● Written exercise: Take the data that follows and retype it word for word.

[Start of Data supplied]

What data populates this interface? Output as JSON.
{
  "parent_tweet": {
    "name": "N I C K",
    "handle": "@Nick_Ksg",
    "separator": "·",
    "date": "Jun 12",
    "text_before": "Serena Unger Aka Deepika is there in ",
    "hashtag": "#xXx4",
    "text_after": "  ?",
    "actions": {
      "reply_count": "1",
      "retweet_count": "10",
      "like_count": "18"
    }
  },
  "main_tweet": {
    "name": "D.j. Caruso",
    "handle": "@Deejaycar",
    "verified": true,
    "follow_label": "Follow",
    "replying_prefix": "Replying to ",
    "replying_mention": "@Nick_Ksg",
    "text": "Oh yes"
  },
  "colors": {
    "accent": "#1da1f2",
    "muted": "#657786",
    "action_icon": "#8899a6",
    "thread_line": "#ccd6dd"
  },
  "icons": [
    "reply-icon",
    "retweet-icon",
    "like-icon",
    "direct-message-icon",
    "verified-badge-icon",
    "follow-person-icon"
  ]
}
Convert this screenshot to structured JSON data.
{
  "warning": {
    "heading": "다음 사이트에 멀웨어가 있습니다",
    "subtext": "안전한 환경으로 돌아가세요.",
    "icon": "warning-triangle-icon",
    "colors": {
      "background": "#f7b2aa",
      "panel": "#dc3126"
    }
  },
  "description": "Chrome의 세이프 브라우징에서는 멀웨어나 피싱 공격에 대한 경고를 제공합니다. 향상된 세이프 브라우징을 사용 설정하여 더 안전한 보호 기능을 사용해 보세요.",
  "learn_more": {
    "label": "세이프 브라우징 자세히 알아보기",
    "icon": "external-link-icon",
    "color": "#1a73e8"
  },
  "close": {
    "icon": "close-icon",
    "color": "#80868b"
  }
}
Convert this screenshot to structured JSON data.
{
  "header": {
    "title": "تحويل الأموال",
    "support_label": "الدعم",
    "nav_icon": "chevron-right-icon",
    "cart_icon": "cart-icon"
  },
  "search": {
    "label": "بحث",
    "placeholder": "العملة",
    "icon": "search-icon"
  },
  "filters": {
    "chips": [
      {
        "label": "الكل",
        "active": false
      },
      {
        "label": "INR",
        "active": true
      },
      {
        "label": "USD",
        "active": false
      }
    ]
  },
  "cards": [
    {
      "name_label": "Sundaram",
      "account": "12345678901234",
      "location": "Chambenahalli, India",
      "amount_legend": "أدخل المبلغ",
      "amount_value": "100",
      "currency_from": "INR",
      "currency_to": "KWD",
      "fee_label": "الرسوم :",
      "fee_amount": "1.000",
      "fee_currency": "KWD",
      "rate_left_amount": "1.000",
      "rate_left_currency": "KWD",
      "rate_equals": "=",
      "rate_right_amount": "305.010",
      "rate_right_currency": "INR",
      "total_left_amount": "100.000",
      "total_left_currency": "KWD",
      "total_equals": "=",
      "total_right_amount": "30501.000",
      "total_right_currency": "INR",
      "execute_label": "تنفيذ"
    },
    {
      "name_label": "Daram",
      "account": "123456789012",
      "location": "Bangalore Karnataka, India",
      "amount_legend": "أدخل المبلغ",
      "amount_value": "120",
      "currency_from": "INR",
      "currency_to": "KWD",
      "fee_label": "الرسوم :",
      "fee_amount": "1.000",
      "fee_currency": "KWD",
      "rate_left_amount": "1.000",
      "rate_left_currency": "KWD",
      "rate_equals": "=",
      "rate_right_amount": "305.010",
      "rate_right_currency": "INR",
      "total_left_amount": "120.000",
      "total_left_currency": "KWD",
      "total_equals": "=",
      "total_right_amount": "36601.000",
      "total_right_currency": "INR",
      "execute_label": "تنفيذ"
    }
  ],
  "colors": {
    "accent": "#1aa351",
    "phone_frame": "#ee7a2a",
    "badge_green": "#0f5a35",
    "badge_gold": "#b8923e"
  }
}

[End of Data supplied]

● Complete output:
What data populates this interface? Output as JSON.
{
  "parent_tweet": {
    "name": "N I C K",
    "handle": "@Nick_Ksg",
    "separator": "·",
    "date": "Jun 12",
    "text_before": "Serena Unger Aka Deepika is there in ",
    "hashtag": "#xXx4",
    "text_after": "  ?",
    "actions": {
      "reply_count": "1",
      "retweet_count": "10",
      "like_count": "18"
    }
  },
  "main_tweet": {
    "name": "D.j. Caruso",
    "handle": "@Deejaycar",
    "verified": true,
    "follow_label": "Follow",
    "replying_prefix": "Replying to ",
    "replying_mention": "@Nick_Ksg",
    "text": "Oh yes"
  },
  "colors": {
    "accent": "#1da1f2",
    "muted": "#657786",
    "action_icon": "#8899a6",
    "thread_line": "#ccd6dd"
  },
  "icons": [
    "reply-icon",
    "retweet-icon",
    "like-icon",
    "direct-message-icon",
    "verified-badge-icon",
    "follow-person-icon"
  ]
}
Convert this screenshot to structured JSON data.
{
  "warning": {
    "heading": "다음 사이트에 멀웨어가 있습니다",
    "subtext": "안전한 환경으로 돌아가세요.",
    "icon": "warning-triangle-icon",
    "colors": {
      "background": "#f7b2aa",
      "panel": "#dc3126"
    }
  },
  "description": "Chrome의 세이프 브라우징에서는 멀웨어나 피싱 공격에 대한 경고를 제공합니다. 향상된 세이프 브라우징을 사용 설정하여 더 안전한 보호 기능을 사용해 보세요.",
  "learn_more": {
    "label": "세이프 브라우징 자세히 알아보기",
    "icon": "external-link-icon",
    "color": "#1a73e8"
  },
  "close": {
    "icon": "close-icon",
    "color": "#80868b"
  }
}
Convert this screenshot to structured JSON data.
{
  "header": {
    "title": "تحويل الأموال",
    "support_label": "الدعم",
    "nav_icon": "chevron-right-icon",
    "cart_icon": "cart-icon"
  },
  "search": {
    "label": "بحث",
    "placeholder": "العملة",
    "icon": "search-icon"
  },
  "filters": {
    "chips": [
      {
        "label": "الكل",
        "active": false
      },
      {
        "label": "INR",
        "active": true
      },
      {
        "label": "USD",
        "active": false
      }
    ]
  },
  "cards": [
    {
      "name_label": "Sundaram",
      "account": "12345678901234",
      "location": "Chambenahalli, India",
      "amount_legend": "أدخل المبلغ",
      "amount_value": "100",
      "currency_from": "INR",
      "currency_to": "KWD",
      "fee_label": "الرسوم :",
      "fee_amount": "1.000",
      "fee_currency": "KWD",
      "rate_left_amount": "1.000",
      "rate_left_currency": "KWD",
      "rate_equals": "=",
      "rate_right_amount": "305.010",
      "rate_right_currency": "INR",
      "total_left_amount": "100.000",
      "total_left_currency": "KWD",
      "total_equals": "=",
      "total_right_amount": "30501.000",
      "total_right_currency": "INR",
      "execute_label": "تنفيذ"
    },
    {
      "name_label": "Daram",
      "account": "123456789012",
      "location": "Bangalore Karnataka, India",
      "amount_legend": "أدخل المبلغ",
      "amount_value": "120",
      "currency_from": "INR",
      "currency_to": "KWD",
      "fee_label": "الرسوم :",
      "fee_amount": "1.000",
      "fee_currency": "KWD",
      "rate_left_amount": "1.000",
      "rate_left_currency": "KWD",
      "rate_equals": "=",
      "rate_right_amount": "305.010",
      "rate_right_currency": "INR",
      "total_left_amount": "120.000",
      "total_left_currency": "KWD",
      "total_equals": "=",
      "total_right_amount": "36601.000",
      "total_right_currency": "INR",
      "execute_label": "تنفيذ"
    }
  ],
  "colors": {
    "accent": "#1aa351",
    "phone_frame": "#ee7a2a",
    "badge_green": "#0f5a35",
    "badge_gold": "#b8923e"
  }
}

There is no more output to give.